== GIVEN REQUEST ==
In the records below, the line that contains "Decode this image" marks the start. Copy it and each line after it through the end, exactly, without pictures.

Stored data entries
□ □ □ □ □

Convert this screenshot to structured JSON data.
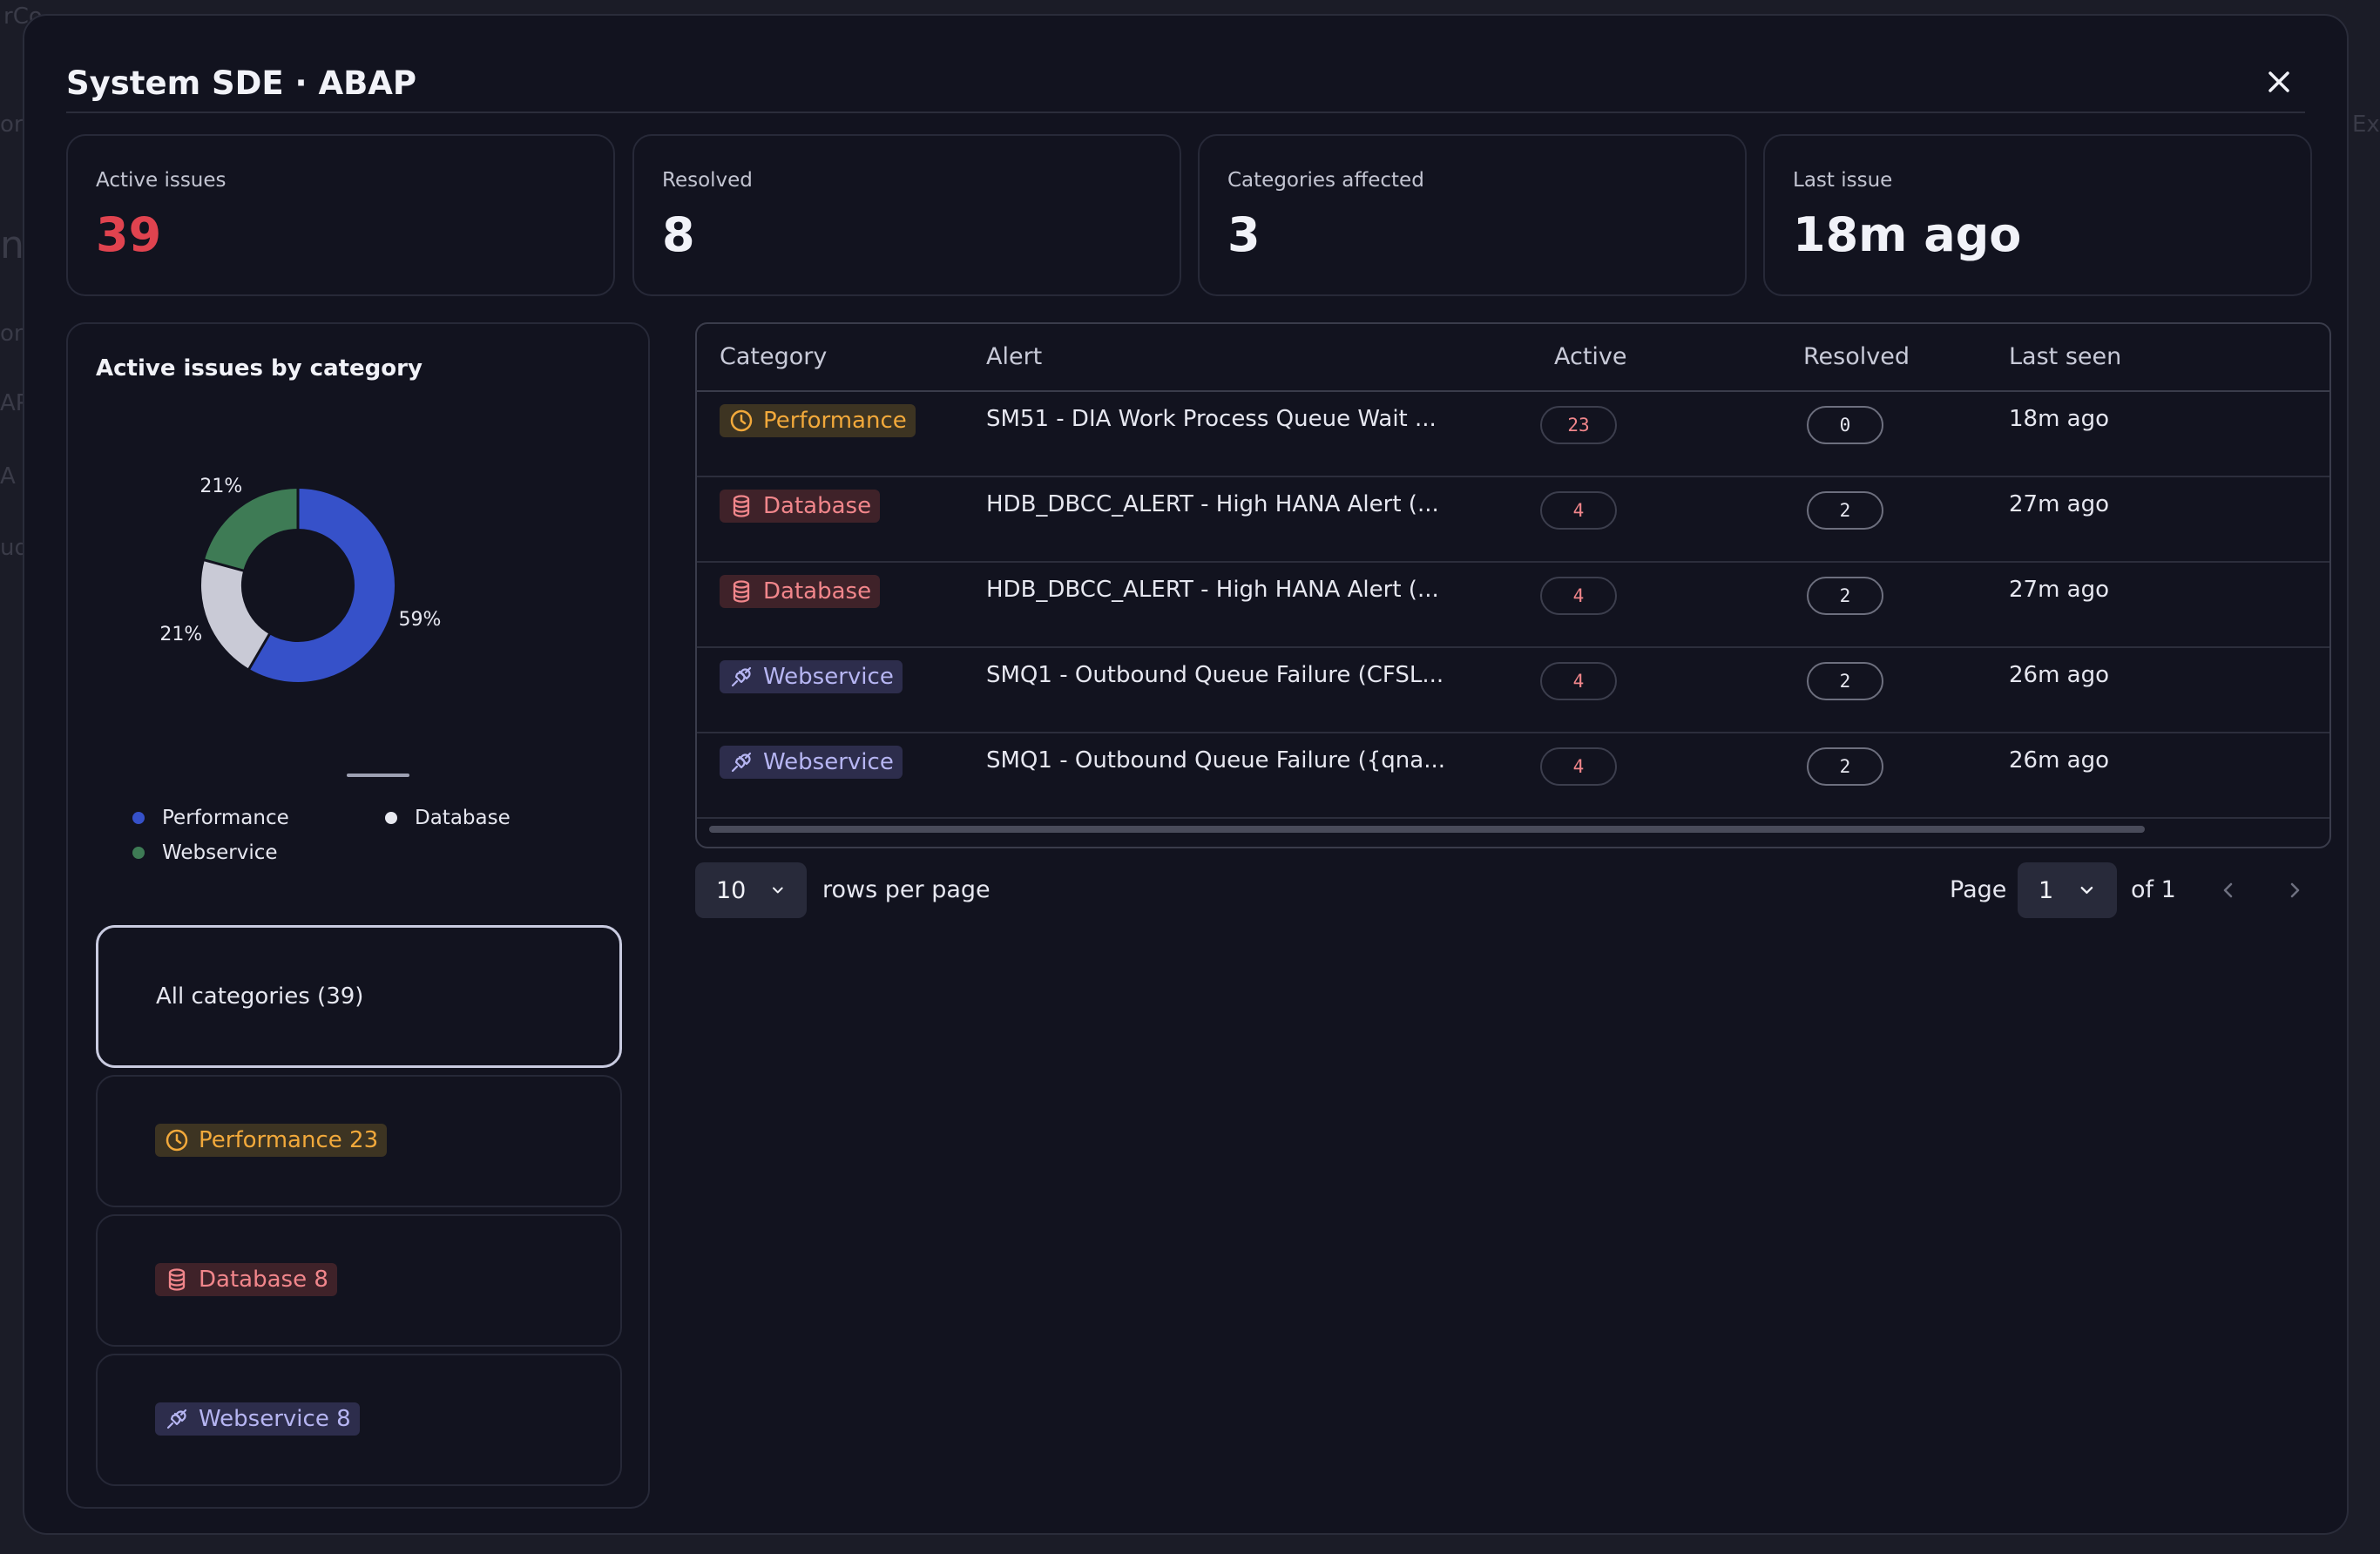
{
  "modal": {
    "title": "System SDE · ABAP"
  },
  "kpis": [
    {
      "label": "Active issues",
      "value": "39"
    },
    {
      "label": "Resolved",
      "value": "8"
    },
    {
      "label": "Categories affected",
      "value": "3"
    },
    {
      "label": "Last issue",
      "value": "18m ago"
    }
  ],
  "chart": {
    "title": "Active issues by category",
    "chart_data": {
      "type": "pie",
      "categories": [
        "Performance",
        "Database",
        "Webservice"
      ],
      "values": [
        59,
        21,
        21
      ],
      "labels": [
        "59%",
        "21%",
        "21%"
      ],
      "colors": [
        "#3651c9",
        "#c9cad6",
        "#3e7b55"
      ],
      "legend": "bottom"
    }
  },
  "legend": [
    {
      "label": "Performance",
      "color": "#3651c9"
    },
    {
      "label": "Database",
      "color": "#e8e9f0"
    },
    {
      "label": "Webservice",
      "color": "#3e7b55"
    }
  ],
  "filters": {
    "all": "All categories (39)",
    "items": [
      {
        "label": "Performance 23",
        "kind": "performance",
        "icon": "clock-icon"
      },
      {
        "label": "Database 8",
        "kind": "database",
        "icon": "database-icon"
      },
      {
        "label": "Webservice 8",
        "kind": "webservice",
        "icon": "link-icon"
      }
    ]
  },
  "table": {
    "headers": [
      "Category",
      "Alert",
      "Active",
      "Resolved",
      "Last seen"
    ],
    "rows": [
      {
        "category": "Performance",
        "alert": "SM51 - DIA Work Process Queue Wait ...",
        "active": "23",
        "resolved": "0",
        "last_seen": "18m ago"
      },
      {
        "category": "Database",
        "alert": "HDB_DBCC_ALERT - High HANA Alert (...",
        "active": "4",
        "resolved": "2",
        "last_seen": "27m ago"
      },
      {
        "category": "Database",
        "alert": "HDB_DBCC_ALERT - High HANA Alert (...",
        "active": "4",
        "resolved": "2",
        "last_seen": "27m ago"
      },
      {
        "category": "Webservice",
        "alert": "SMQ1 - Outbound Queue Failure (CFSL...",
        "active": "4",
        "resolved": "2",
        "last_seen": "26m ago"
      },
      {
        "category": "Webservice",
        "alert": "SMQ1 - Outbound Queue Failure ({qna...",
        "active": "4",
        "resolved": "2",
        "last_seen": "26m ago"
      }
    ]
  },
  "pager": {
    "rows_per_page": "10",
    "rows_per_page_label": "rows per page",
    "page_label": "Page",
    "page": "1",
    "of_label": "of 1"
  },
  "background": {
    "fragments": [
      "rCo",
      "orl",
      "n",
      "on",
      "AP",
      "A",
      "ud",
      "Ex"
    ]
  },
  "colors": {
    "accent_red": "#e0434f",
    "performance": "#f2a93b",
    "database": "#f1868b",
    "webservice": "#b6b5f2"
  }
}
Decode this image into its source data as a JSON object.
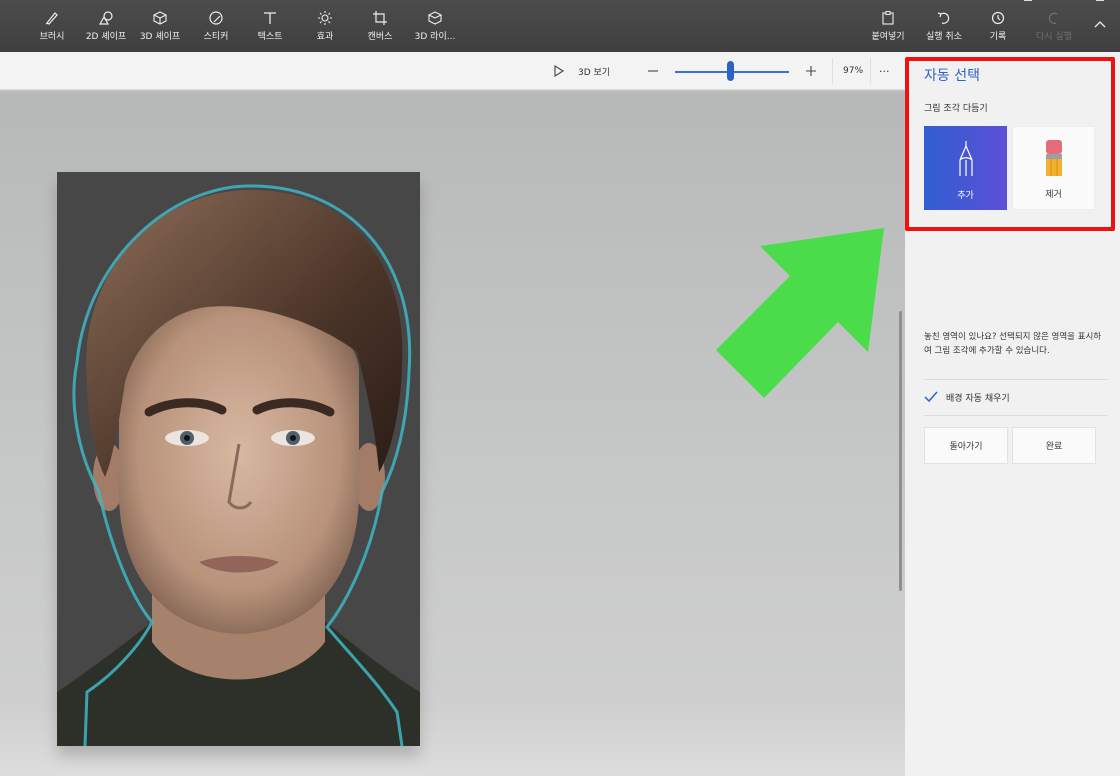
{
  "toolbar": {
    "tools": [
      {
        "label": "브러시",
        "icon": "brush-icon"
      },
      {
        "label": "2D 셰이프",
        "icon": "2d-shapes-icon"
      },
      {
        "label": "3D 셰이프",
        "icon": "3d-shapes-icon"
      },
      {
        "label": "스티커",
        "icon": "sticker-icon"
      },
      {
        "label": "텍스트",
        "icon": "text-icon"
      },
      {
        "label": "효과",
        "icon": "effects-icon"
      },
      {
        "label": "캔버스",
        "icon": "canvas-icon"
      },
      {
        "label": "3D 라이...",
        "icon": "3d-library-icon"
      }
    ],
    "actions": [
      {
        "label": "붙여넣기",
        "icon": "paste-icon"
      },
      {
        "label": "실행 취소",
        "icon": "undo-icon"
      },
      {
        "label": "기록",
        "icon": "history-icon"
      },
      {
        "label": "다시 실행",
        "icon": "redo-icon"
      }
    ]
  },
  "viewbar": {
    "view3d_label": "3D 보기",
    "zoom_percent": "97%",
    "zoom_level": 0.49,
    "more": "···"
  },
  "panel": {
    "title": "자동 선택",
    "subtitle": "그림 조각 다듬기",
    "add_label": "추가",
    "remove_label": "제거",
    "help_text": "놓친 영역이 있나요? 선택되지 않은 영역을 표시하여 그림 조각에 추가할 수 있습니다.",
    "autofill_label": "배경 자동 채우기",
    "autofill_checked": true,
    "back_label": "돌아가기",
    "done_label": "완료"
  },
  "colors": {
    "accent": "#2e63c7",
    "highlight_box": "#ee1111",
    "arrow": "#4bdc4b",
    "selection_outline": "#3fb6c6"
  }
}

□ □ □ □ □

== TASK RESULT ==
Decode this image into its source data as a JSON object.
{
  "toolbar": {
    "tools": [
      {
        "label": "브러시",
        "icon": "brush-icon"
      },
      {
        "label": "2D 셰이프",
        "icon": "2d-shapes-icon"
      },
      {
        "label": "3D 셰이프",
        "icon": "3d-shapes-icon"
      },
      {
        "label": "스티커",
        "icon": "sticker-icon"
      },
      {
        "label": "텍스트",
        "icon": "text-icon"
      },
      {
        "label": "효과",
        "icon": "effects-icon"
      },
      {
        "label": "캔버스",
        "icon": "canvas-icon"
      },
      {
        "label": "3D 라이...",
        "icon": "3d-library-icon"
      }
    ],
    "actions": [
      {
        "label": "붙여넣기",
        "icon": "paste-icon"
      },
      {
        "label": "실행 취소",
        "icon": "undo-icon"
      },
      {
        "label": "기록",
        "icon": "history-icon"
      },
      {
        "label": "다시 실행",
        "icon": "redo-icon"
      }
    ]
  },
  "viewbar": {
    "view3d_label": "3D 보기",
    "zoom_percent": "97%",
    "zoom_level": 0.49,
    "more": "···"
  },
  "panel": {
    "title": "자동 선택",
    "subtitle": "그림 조각 다듬기",
    "add_label": "추가",
    "remove_label": "제거",
    "help_text": "놓친 영역이 있나요? 선택되지 않은 영역을 표시하여 그림 조각에 추가할 수 있습니다.",
    "autofill_label": "배경 자동 채우기",
    "autofill_checked": true,
    "back_label": "돌아가기",
    "done_label": "완료"
  },
  "colors": {
    "accent": "#2e63c7",
    "highlight_box": "#ee1111",
    "arrow": "#4bdc4b",
    "selection_outline": "#3fb6c6"
  }
}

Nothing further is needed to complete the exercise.